TEXTE DE LA PAGE —

------

Avec Dugain, je vais de déception en déception. Parti de haut, avec son roman sur les gueules cassées,
La Chambre des Officiers, petit livre sobre et parfaitement construit, j'ai eu ma première déception en lisant "L'homme nu", essai peu étayé tirant à boulets rouges sur l'intelligence artificielle, les GAFA, les USA, les apports de la cybernétique, l'usage des écrans, etc. A dire vrai, plus qu'un essai, c'est une plaidoirie à charge : pas de nuances, un brouet où traînent toutes les angoisses de l'époque – et où, à force d'avoir bouilli, il est impossible de distinguer une carotte d'une aile de poulet.
Non que Dugain ait tort sur toute la ligne quand il s'inquiète de l'addiction de beaucoup d'entre nous pour la consommation de biens et de contenus en ligne, mais son analyse est courte, et ses références souvent très faibles.

------

EXERCICES PROPOSÉS —
1 – D'après la critique consacrée à Dugain, quel roman de cet auteur traite des gueules cassées ?
2 – Résumez la critique consacrée à Dugain en deux phrases.
3 – Selon la critique consacrée à Dugain, pourquoi « L'homme nu » relève-t-il davantage de la plaidoirie à charge que de l'essai ? Répondez en une ou deux phrases.

------

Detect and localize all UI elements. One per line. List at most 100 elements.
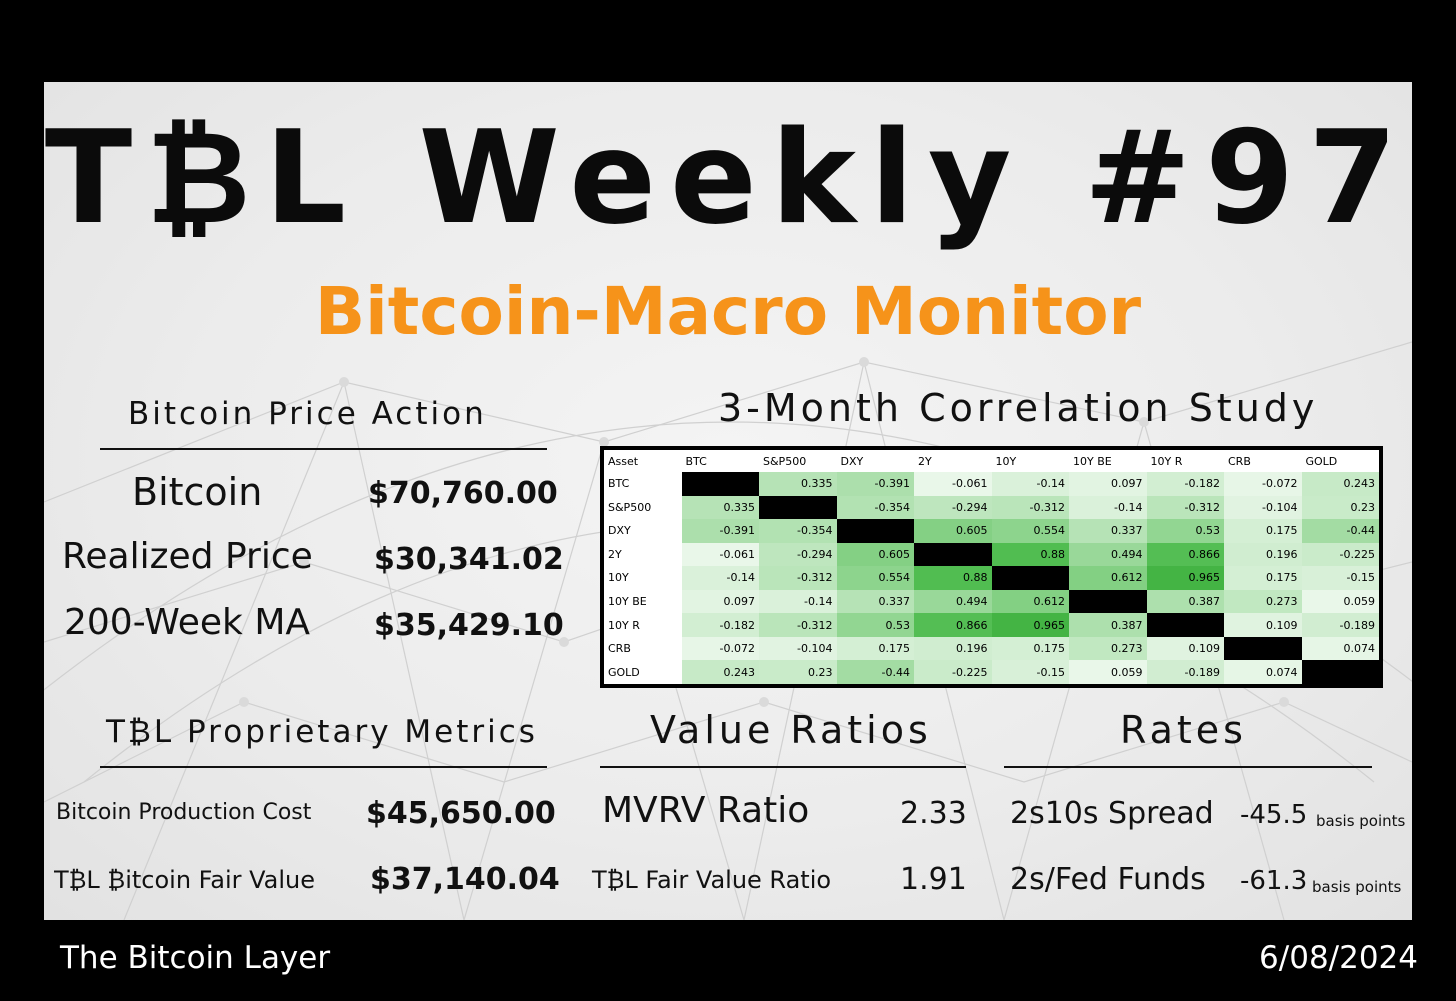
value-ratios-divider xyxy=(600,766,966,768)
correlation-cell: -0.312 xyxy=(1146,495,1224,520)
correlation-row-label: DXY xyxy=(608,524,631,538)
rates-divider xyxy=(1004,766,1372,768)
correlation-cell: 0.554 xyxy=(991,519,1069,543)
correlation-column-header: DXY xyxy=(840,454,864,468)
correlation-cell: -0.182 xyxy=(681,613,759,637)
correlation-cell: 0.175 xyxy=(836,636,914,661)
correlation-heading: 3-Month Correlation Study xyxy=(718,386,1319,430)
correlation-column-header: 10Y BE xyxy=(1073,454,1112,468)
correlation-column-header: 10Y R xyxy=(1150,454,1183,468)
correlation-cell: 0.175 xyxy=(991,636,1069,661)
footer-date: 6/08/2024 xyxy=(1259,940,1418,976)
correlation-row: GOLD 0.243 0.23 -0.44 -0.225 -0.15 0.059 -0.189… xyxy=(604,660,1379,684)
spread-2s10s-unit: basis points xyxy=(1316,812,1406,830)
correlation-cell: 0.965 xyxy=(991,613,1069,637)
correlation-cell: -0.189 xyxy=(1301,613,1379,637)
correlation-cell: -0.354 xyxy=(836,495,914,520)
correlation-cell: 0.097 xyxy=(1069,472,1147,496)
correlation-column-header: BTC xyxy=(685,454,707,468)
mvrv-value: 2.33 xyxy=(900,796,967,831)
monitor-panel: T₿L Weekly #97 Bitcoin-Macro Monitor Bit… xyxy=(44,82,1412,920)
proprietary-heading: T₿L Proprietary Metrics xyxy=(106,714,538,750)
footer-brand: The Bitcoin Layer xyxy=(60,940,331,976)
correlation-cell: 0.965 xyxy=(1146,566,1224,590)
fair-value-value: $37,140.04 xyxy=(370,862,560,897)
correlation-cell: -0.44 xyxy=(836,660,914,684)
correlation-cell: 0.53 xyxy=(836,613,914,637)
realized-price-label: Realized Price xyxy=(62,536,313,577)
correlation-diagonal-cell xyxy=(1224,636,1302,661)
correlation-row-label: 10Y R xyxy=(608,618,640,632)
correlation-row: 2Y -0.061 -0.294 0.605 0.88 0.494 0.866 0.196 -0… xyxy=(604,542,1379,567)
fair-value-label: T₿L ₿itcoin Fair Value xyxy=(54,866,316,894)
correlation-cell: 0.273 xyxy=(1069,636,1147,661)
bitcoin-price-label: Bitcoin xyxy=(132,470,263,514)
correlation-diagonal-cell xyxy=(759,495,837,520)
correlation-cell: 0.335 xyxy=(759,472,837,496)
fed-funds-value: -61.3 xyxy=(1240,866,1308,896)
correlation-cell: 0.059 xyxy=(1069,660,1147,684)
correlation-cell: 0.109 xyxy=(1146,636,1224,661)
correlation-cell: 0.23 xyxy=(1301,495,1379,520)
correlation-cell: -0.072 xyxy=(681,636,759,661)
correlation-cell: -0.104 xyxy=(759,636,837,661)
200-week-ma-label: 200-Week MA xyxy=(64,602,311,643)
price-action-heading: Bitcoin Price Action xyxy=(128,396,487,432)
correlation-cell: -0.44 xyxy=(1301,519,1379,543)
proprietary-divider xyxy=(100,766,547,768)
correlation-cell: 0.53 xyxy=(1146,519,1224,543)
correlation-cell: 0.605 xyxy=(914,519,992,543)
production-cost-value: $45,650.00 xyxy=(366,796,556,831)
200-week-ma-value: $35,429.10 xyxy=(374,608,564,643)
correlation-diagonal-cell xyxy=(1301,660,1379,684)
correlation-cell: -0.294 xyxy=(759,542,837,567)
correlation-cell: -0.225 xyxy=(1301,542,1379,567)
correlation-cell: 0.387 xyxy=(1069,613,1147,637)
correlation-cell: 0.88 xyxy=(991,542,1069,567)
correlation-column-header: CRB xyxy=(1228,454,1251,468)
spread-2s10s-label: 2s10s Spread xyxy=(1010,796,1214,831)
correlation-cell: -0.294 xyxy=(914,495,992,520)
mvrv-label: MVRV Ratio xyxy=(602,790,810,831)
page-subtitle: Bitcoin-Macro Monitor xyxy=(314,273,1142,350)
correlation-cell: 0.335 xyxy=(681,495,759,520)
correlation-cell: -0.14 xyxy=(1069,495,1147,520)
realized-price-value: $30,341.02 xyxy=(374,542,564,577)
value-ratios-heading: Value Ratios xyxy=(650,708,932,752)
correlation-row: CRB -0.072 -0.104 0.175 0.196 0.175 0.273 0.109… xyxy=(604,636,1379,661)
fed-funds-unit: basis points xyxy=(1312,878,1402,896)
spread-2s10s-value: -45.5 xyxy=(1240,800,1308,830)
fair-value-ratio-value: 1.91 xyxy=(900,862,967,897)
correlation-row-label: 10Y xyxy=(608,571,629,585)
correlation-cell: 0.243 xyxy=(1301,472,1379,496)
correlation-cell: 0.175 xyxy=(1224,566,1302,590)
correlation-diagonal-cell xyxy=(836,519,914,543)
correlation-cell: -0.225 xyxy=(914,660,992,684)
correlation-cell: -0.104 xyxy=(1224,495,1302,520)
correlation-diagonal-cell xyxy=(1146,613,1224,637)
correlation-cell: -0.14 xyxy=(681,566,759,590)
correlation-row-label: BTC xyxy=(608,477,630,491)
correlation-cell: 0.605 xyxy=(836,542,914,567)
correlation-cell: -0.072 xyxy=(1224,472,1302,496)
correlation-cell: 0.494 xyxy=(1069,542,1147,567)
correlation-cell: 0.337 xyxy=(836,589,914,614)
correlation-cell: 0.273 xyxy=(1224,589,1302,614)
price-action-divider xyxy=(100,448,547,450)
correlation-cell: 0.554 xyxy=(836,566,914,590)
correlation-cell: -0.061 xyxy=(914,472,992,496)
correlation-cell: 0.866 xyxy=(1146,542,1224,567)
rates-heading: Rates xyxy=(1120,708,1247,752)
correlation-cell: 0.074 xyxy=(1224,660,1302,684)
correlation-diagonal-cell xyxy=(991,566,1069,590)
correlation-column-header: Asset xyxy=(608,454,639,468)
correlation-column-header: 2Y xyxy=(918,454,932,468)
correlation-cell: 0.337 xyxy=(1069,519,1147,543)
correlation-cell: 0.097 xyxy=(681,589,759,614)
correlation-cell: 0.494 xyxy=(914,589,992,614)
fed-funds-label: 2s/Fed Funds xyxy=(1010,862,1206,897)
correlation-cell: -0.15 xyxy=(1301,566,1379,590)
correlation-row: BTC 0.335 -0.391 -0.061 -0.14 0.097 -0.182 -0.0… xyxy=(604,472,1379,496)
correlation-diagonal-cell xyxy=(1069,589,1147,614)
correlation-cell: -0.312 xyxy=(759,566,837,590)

------

CORRIGÉS DES EXERCICES —
1 – La Chambre des Officiers.

2 – La critique fait état d'une déception croissante envers Dugain : après La Chambre des Officiers, jugé sobre et parfaitement construit, « L'homme nu » est présenté comme un essai peu étayé qui s'en prend à l'intelligence artificielle, aux GAFA, aux USA et à l'usage des écrans. Sans lui donner tort sur toute la ligne quant à l'addiction à la consommation en ligne, elle juge son analyse courte et ses références souvent très faibles.

3 – L'ouvrage ne comporte pas de nuances. Il forme un brouet où traînent toutes les angoisses de l'époque et où il devient impossible de distinguer les éléments les uns des autres.